• **SUPPLIED MATERIAL**
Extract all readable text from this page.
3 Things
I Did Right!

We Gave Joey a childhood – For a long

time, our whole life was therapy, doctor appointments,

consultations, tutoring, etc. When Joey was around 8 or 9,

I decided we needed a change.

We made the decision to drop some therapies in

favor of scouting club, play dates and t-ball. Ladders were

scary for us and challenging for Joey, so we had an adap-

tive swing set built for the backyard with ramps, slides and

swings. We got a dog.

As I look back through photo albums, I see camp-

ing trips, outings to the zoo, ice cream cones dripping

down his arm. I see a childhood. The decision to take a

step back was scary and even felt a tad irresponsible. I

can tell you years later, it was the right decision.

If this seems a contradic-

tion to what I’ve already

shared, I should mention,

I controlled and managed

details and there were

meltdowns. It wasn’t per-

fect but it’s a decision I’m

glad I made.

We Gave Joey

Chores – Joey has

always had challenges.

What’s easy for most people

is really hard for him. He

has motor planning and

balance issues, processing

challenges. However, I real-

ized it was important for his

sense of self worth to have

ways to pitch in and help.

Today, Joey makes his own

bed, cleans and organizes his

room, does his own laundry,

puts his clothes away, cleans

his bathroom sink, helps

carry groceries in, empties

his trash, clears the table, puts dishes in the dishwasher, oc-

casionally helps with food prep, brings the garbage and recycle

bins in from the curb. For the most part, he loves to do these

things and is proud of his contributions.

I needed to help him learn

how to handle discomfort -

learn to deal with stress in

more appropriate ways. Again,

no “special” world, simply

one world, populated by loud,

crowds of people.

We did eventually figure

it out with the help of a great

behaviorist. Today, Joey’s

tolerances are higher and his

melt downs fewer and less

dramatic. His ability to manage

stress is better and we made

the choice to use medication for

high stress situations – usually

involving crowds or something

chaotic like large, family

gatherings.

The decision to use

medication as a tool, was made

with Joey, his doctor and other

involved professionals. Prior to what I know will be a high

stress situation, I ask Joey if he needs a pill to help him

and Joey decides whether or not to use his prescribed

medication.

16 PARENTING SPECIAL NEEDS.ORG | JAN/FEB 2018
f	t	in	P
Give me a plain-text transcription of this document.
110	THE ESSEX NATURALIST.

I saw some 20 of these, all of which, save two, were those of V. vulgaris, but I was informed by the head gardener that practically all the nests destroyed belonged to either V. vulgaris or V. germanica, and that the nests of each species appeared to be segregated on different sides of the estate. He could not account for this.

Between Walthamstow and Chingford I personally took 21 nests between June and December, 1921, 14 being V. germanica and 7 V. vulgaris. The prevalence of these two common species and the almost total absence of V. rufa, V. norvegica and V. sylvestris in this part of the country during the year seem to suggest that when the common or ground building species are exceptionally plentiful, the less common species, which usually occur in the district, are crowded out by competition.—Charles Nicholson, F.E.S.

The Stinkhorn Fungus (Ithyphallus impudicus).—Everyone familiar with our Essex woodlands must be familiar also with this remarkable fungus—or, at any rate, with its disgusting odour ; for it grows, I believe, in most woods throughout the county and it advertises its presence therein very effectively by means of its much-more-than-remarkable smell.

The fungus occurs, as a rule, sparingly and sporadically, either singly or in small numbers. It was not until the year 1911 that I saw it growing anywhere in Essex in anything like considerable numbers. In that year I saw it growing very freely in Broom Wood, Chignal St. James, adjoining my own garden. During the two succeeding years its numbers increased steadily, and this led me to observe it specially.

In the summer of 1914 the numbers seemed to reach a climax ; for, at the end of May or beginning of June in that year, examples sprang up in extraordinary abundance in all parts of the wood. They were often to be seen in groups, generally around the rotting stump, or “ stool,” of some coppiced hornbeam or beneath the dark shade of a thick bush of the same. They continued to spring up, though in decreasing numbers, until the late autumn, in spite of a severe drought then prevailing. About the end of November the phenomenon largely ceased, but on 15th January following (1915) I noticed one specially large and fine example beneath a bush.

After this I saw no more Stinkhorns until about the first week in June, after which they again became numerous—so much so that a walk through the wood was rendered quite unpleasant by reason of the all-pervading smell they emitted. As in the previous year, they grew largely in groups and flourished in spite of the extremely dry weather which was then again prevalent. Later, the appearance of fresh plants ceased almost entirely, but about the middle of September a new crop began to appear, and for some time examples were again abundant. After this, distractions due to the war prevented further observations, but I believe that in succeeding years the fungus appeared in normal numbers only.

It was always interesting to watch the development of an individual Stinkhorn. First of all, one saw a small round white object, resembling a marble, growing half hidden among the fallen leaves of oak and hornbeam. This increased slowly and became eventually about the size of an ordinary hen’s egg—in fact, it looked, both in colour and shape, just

• **TASK**
Out of the material above, gather each line where "like" appears.

• **PROBLEM SOLUTION**
chaotic like large, family
The fungus occurs, as a rule, sparingly and sporadically, either singly or in small numbers. It was not until the year 1911 that I saw it growing anywhere in Essex in anything like considerable numbers. In that year I saw it growing very freely in Broom Wood, Chignal St. James, adjoining my own garden. During the two succeeding years its numbers increased steadily, and this led me to observe it specially.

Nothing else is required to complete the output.